Direction. Check every line of the data below for the string "Records", and copy the ones that hold it.
——
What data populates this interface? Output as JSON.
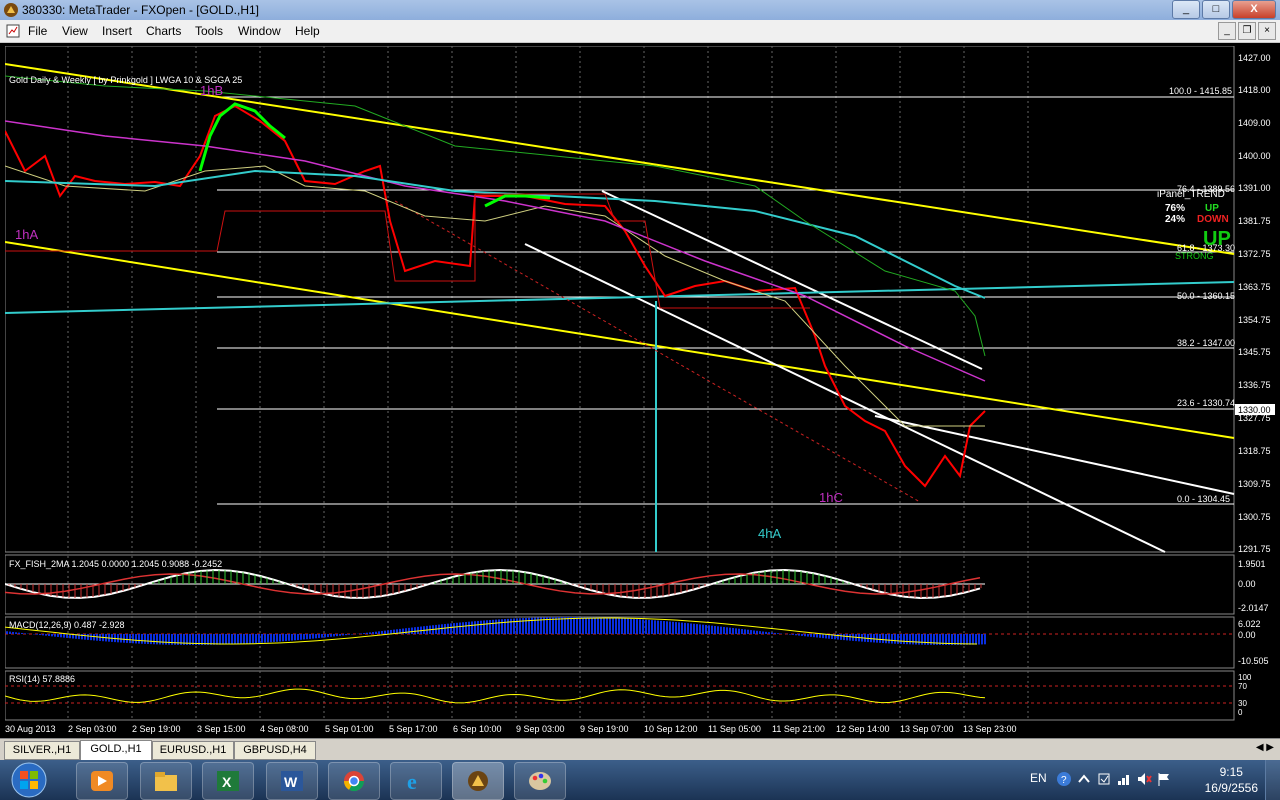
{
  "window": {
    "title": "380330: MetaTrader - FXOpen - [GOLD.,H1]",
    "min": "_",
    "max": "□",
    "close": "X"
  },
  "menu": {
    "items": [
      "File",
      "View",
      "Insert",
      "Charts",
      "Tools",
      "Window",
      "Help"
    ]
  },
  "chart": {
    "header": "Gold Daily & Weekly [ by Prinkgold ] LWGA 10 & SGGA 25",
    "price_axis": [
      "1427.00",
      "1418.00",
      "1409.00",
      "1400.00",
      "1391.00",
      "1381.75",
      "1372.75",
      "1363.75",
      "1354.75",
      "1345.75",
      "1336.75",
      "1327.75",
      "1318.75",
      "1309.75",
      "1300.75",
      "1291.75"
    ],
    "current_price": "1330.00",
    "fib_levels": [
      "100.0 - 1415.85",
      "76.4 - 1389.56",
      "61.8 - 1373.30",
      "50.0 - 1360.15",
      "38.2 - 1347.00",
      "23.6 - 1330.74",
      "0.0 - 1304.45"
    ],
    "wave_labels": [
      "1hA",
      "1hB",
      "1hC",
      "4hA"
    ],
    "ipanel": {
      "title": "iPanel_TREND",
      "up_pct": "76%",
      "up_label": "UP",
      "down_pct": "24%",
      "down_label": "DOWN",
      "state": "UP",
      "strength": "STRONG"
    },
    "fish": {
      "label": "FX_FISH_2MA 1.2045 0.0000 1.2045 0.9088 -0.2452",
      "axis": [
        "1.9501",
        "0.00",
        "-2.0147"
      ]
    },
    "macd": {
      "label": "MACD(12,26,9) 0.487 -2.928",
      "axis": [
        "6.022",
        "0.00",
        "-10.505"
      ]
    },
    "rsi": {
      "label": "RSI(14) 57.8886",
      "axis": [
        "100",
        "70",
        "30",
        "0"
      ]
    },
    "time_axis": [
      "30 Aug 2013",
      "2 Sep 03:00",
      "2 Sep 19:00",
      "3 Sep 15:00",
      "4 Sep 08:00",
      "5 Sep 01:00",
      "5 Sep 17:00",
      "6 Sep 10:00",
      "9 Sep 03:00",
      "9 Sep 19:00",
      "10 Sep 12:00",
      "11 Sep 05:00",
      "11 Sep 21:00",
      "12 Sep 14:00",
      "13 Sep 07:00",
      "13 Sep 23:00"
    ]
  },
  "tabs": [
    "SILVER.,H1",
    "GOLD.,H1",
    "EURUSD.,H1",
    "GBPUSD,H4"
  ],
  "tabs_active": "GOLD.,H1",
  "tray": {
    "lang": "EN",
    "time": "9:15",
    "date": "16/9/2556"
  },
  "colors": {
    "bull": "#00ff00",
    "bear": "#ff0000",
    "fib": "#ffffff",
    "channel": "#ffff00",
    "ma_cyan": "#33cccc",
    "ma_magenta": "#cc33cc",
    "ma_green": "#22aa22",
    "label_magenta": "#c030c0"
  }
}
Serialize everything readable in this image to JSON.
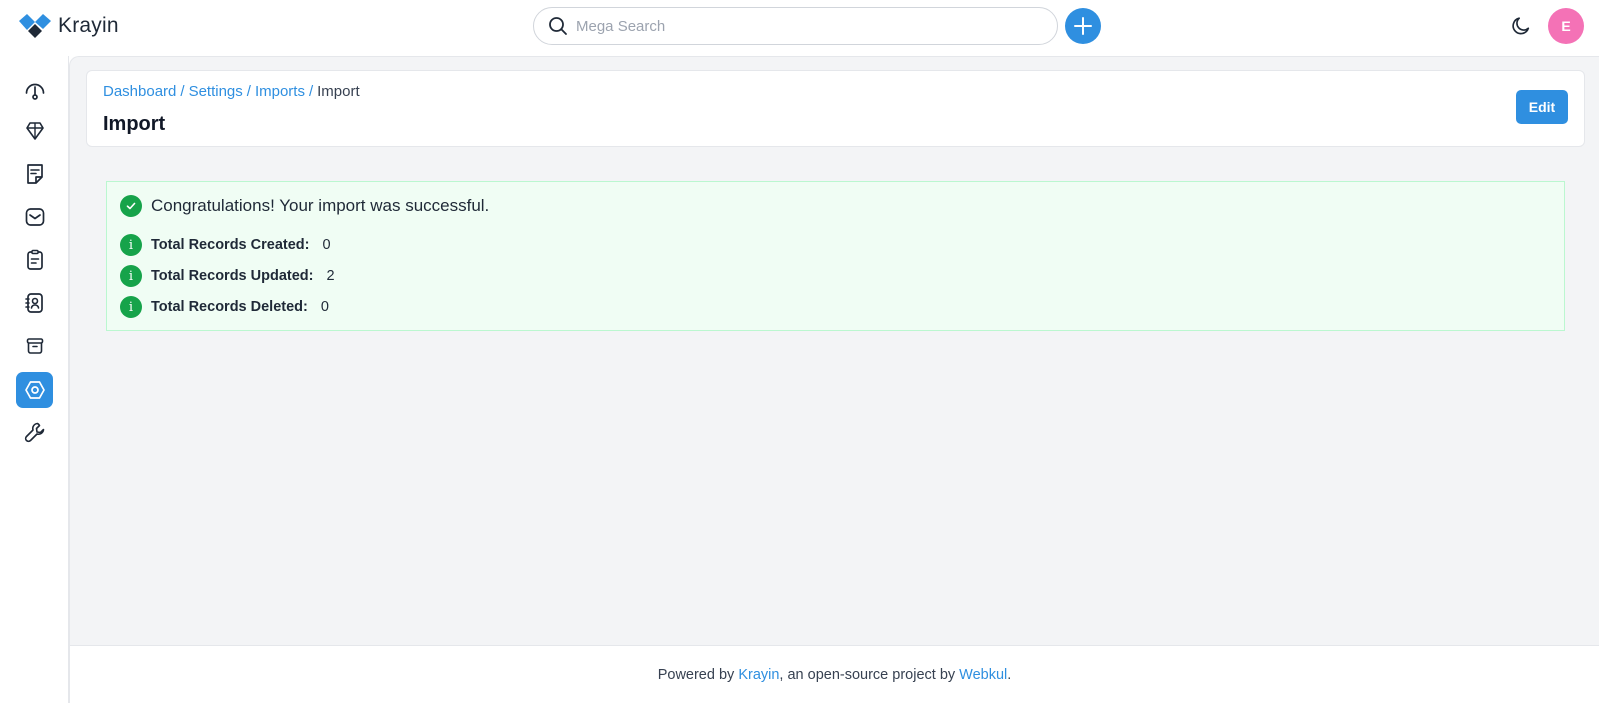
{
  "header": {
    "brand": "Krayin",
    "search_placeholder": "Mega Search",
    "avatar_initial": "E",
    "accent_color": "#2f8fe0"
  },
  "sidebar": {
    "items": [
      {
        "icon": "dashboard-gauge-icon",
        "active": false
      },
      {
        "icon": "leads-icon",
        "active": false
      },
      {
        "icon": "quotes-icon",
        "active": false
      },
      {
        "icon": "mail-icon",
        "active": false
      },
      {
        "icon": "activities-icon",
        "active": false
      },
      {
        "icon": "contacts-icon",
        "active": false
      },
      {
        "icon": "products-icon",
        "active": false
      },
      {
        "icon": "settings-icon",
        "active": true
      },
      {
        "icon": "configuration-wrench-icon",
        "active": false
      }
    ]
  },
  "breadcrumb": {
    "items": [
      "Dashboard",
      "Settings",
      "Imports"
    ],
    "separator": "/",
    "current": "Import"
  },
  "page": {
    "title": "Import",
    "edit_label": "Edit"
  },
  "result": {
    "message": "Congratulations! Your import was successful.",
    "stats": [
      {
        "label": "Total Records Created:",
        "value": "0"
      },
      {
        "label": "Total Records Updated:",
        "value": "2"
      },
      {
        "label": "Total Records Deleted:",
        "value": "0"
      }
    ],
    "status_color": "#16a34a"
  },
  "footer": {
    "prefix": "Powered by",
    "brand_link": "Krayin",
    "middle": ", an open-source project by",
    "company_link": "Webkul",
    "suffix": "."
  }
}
——
Reply to the task.
        "label": "Total Records Created:",
        "label": "Total Records Updated:",
        "label": "Total Records Deleted:",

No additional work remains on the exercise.